------ MATERIAL SHOWN

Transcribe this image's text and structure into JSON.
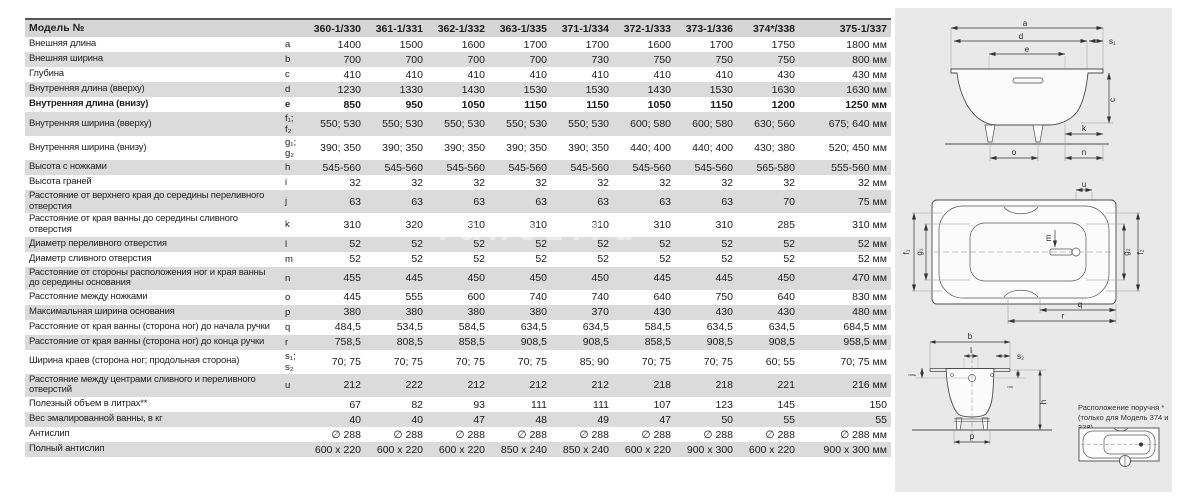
{
  "watermark": "ranez.ru",
  "table": {
    "header": {
      "label": "Модель №",
      "models": [
        "360-1/330",
        "361-1/331",
        "362-1/332",
        "363-1/335",
        "371-1/334",
        "372-1/333",
        "373-1/336",
        "374*/338",
        "375-1/337"
      ]
    },
    "rows": [
      {
        "label": "Внешняя длина",
        "letter": "a",
        "bold": false,
        "values": [
          "1400",
          "1500",
          "1600",
          "1700",
          "1700",
          "1600",
          "1700",
          "1750",
          "1800 мм"
        ]
      },
      {
        "label": "Внешняя ширина",
        "letter": "b",
        "bold": false,
        "values": [
          "700",
          "700",
          "700",
          "700",
          "730",
          "750",
          "750",
          "750",
          "800 мм"
        ]
      },
      {
        "label": "Глубина",
        "letter": "c",
        "bold": false,
        "values": [
          "410",
          "410",
          "410",
          "410",
          "410",
          "410",
          "410",
          "430",
          "430 мм"
        ]
      },
      {
        "label": "Внутренняя длина (вверху)",
        "letter": "d",
        "bold": false,
        "values": [
          "1230",
          "1330",
          "1430",
          "1530",
          "1530",
          "1430",
          "1530",
          "1630",
          "1630 мм"
        ]
      },
      {
        "label": "Внутренняя длина (внизу)",
        "letter": "e",
        "bold": true,
        "values": [
          "850",
          "950",
          "1050",
          "1150",
          "1150",
          "1050",
          "1150",
          "1200",
          "1250 мм"
        ]
      },
      {
        "label": "Внутренняя ширина (вверху)",
        "letter": "f₁; f₂",
        "bold": false,
        "values": [
          "550; 530",
          "550; 530",
          "550; 530",
          "550; 530",
          "550; 530",
          "600; 580",
          "600; 580",
          "630; 560",
          "675; 640 мм"
        ]
      },
      {
        "label": "Внутренняя ширина (внизу)",
        "letter": "g₁; g₂",
        "bold": false,
        "values": [
          "390; 350",
          "390; 350",
          "390; 350",
          "390; 350",
          "390; 350",
          "440; 400",
          "440; 400",
          "430; 380",
          "520; 450 мм"
        ]
      },
      {
        "label": "Высота с ножками",
        "letter": "h",
        "bold": false,
        "values": [
          "545-560",
          "545-560",
          "545-560",
          "545-560",
          "545-560",
          "545-560",
          "545-560",
          "565-580",
          "555-560 мм"
        ]
      },
      {
        "label": "Высота граней",
        "letter": "i",
        "bold": false,
        "values": [
          "32",
          "32",
          "32",
          "32",
          "32",
          "32",
          "32",
          "32",
          "32 мм"
        ]
      },
      {
        "label": "Расстояние от верхнего края до середины переливного отверстия",
        "letter": "j",
        "bold": false,
        "values": [
          "63",
          "63",
          "63",
          "63",
          "63",
          "63",
          "63",
          "70",
          "75 мм"
        ]
      },
      {
        "label": "Расстояние от края ванны до середины сливного отверстия",
        "letter": "k",
        "bold": false,
        "values": [
          "310",
          "320",
          "310",
          "310",
          "310",
          "310",
          "310",
          "285",
          "310 мм"
        ]
      },
      {
        "label": "Диаметр переливного отверстия",
        "letter": "l",
        "bold": false,
        "values": [
          "52",
          "52",
          "52",
          "52",
          "52",
          "52",
          "52",
          "52",
          "52 мм"
        ]
      },
      {
        "label": "Диаметр сливного отверстия",
        "letter": "m",
        "bold": false,
        "values": [
          "52",
          "52",
          "52",
          "52",
          "52",
          "52",
          "52",
          "52",
          "52 мм"
        ]
      },
      {
        "label": "Расстояние от стороны расположения ног и края ванны до середины основания",
        "letter": "n",
        "bold": false,
        "values": [
          "455",
          "445",
          "450",
          "450",
          "450",
          "445",
          "445",
          "450",
          "470 мм"
        ]
      },
      {
        "label": "Расстояние между ножками",
        "letter": "o",
        "bold": false,
        "values": [
          "445",
          "555",
          "600",
          "740",
          "740",
          "640",
          "750",
          "640",
          "830 мм"
        ]
      },
      {
        "label": "Максимальная ширина основания",
        "letter": "p",
        "bold": false,
        "values": [
          "380",
          "380",
          "380",
          "380",
          "370",
          "430",
          "430",
          "430",
          "480 мм"
        ]
      },
      {
        "label": "Расстояние от края ванны (сторона ног) до начала ручки",
        "letter": "q",
        "bold": false,
        "values": [
          "484,5",
          "534,5",
          "584,5",
          "634,5",
          "634,5",
          "584,5",
          "634,5",
          "634,5",
          "684,5 мм"
        ]
      },
      {
        "label": "Расстояние от края ванны (сторона ног) до конца ручки",
        "letter": "r",
        "bold": false,
        "values": [
          "758,5",
          "808,5",
          "858,5",
          "908,5",
          "908,5",
          "858,5",
          "908,5",
          "908,5",
          "958,5 мм"
        ]
      },
      {
        "label": "Ширина краев (сторона ног; продольная сторона)",
        "letter": "s₁; s₂",
        "bold": false,
        "values": [
          "70; 75",
          "70; 75",
          "70; 75",
          "70; 75",
          "85; 90",
          "70; 75",
          "70; 75",
          "60; 55",
          "70; 75 мм"
        ]
      },
      {
        "label": "Расстояние между центрами сливного и переливного отверстий",
        "letter": "u",
        "bold": false,
        "values": [
          "212",
          "222",
          "212",
          "212",
          "212",
          "218",
          "218",
          "221",
          "216 мм"
        ]
      },
      {
        "label": "Полезный объем в литрах**",
        "letter": "",
        "bold": false,
        "values": [
          "67",
          "82",
          "93",
          "111",
          "111",
          "107",
          "123",
          "145",
          "150"
        ]
      },
      {
        "label": "Вес эмалированной ванны, в кг",
        "letter": "",
        "bold": false,
        "values": [
          "40",
          "40",
          "47",
          "48",
          "49",
          "47",
          "50",
          "55",
          "55"
        ]
      },
      {
        "label": "Антислип",
        "letter": "",
        "bold": false,
        "values": [
          "∅ 288",
          "∅ 288",
          "∅ 288",
          "∅ 288",
          "∅ 288",
          "∅ 288",
          "∅ 288",
          "∅ 288",
          "∅ 288 мм"
        ]
      },
      {
        "label": "Полный антислип",
        "letter": "",
        "bold": false,
        "values": [
          "600 x 220",
          "600 x 220",
          "600 x 220",
          "850 x 240",
          "850 x 240",
          "600 x 220",
          "900 x 300",
          "600 x 220",
          "900 x 300 мм"
        ]
      }
    ]
  },
  "diagrams": {
    "side_view": {
      "labels": {
        "a": "a",
        "d": "d",
        "e": "e",
        "s1": "s₁",
        "c": "c",
        "k": "k",
        "o": "o",
        "n": "n"
      }
    },
    "top_view": {
      "labels": {
        "u": "u",
        "f1": "f₁",
        "g1": "g₁",
        "m": "m",
        "g2": "g₂",
        "f2": "f₂",
        "q": "q",
        "r": "r"
      }
    },
    "end_view": {
      "labels": {
        "b": "b",
        "l": "l",
        "s2": "s₂",
        "j": "j",
        "i": "i",
        "h": "h",
        "p": "p"
      }
    },
    "handle_note": {
      "line1": "Расположение поручня *",
      "line2": "(только для Модель 374 и 338)"
    }
  }
}
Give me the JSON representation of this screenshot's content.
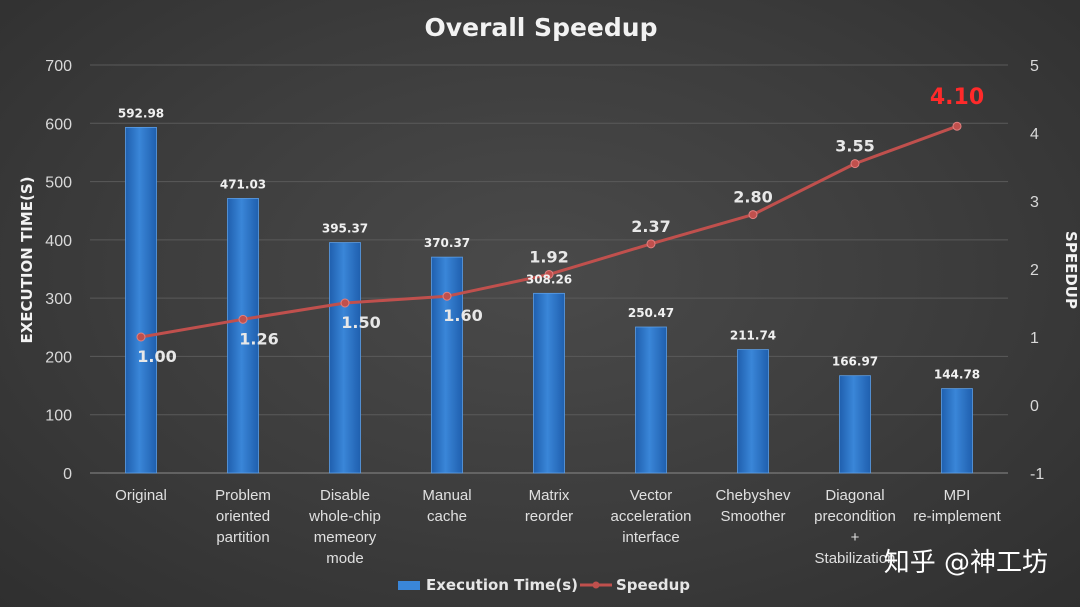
{
  "colors": {
    "bar": "#3a86d8",
    "bar_dark": "#1f5fae",
    "line": "#c0504d",
    "highlight": "#ff2a2a",
    "grid": "#5a5a5a"
  },
  "watermark": "知乎 @神工坊",
  "chart_data": {
    "type": "bar",
    "title": "Overall Speedup",
    "categories": [
      [
        "Original"
      ],
      [
        "Problem",
        "oriented",
        "partition"
      ],
      [
        "Disable",
        "whole-chip",
        "memeory",
        "mode"
      ],
      [
        "Manual",
        "cache"
      ],
      [
        "Matrix",
        "reorder"
      ],
      [
        "Vector",
        "acceleration",
        "interface"
      ],
      [
        "Chebyshev",
        "Smoother"
      ],
      [
        "Diagonal",
        "precondition",
        "+",
        "Stabilization"
      ],
      [
        "MPI",
        "re-implement"
      ]
    ],
    "series": [
      {
        "name": "Execution Time(s)",
        "type": "bar",
        "axis": "left",
        "values": [
          592.98,
          471.03,
          395.37,
          370.37,
          308.26,
          250.47,
          211.74,
          166.97,
          144.78
        ],
        "labels": [
          "592.98",
          "471.03",
          "395.37",
          "370.37",
          "308.26",
          "250.47",
          "211.74",
          "166.97",
          "144.78"
        ]
      },
      {
        "name": "Speedup",
        "type": "line",
        "axis": "right",
        "values": [
          1.0,
          1.26,
          1.5,
          1.6,
          1.92,
          2.37,
          2.8,
          3.55,
          4.1
        ],
        "labels": [
          "1.00",
          "1.26",
          "1.50",
          "1.60",
          "1.92",
          "2.37",
          "2.80",
          "3.55",
          "4.10"
        ],
        "label_position": [
          "below",
          "below",
          "below",
          "below",
          "above",
          "above",
          "above",
          "above",
          "above"
        ]
      }
    ],
    "ylabel": "EXECUTION TIME(S)",
    "y2label": "SPEEDUP",
    "ylim": [
      0,
      700
    ],
    "y_ticks": [
      0,
      100,
      200,
      300,
      400,
      500,
      600,
      700
    ],
    "y2lim": [
      -1,
      5
    ],
    "y2_ticks": [
      -1,
      0,
      1,
      2,
      3,
      4,
      5
    ],
    "grid": true,
    "legend": [
      "Execution Time(s)",
      "Speedup"
    ],
    "legend_position": "bottom"
  }
}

------------

WHAT IS ASKED:
Report each line in the data that holds the word "между".

SOLUTION FOR THIS TASK:
        "label": "Расстояние между ножками",
        "label": "Расстояние между центрами сливного и переливного отверстий",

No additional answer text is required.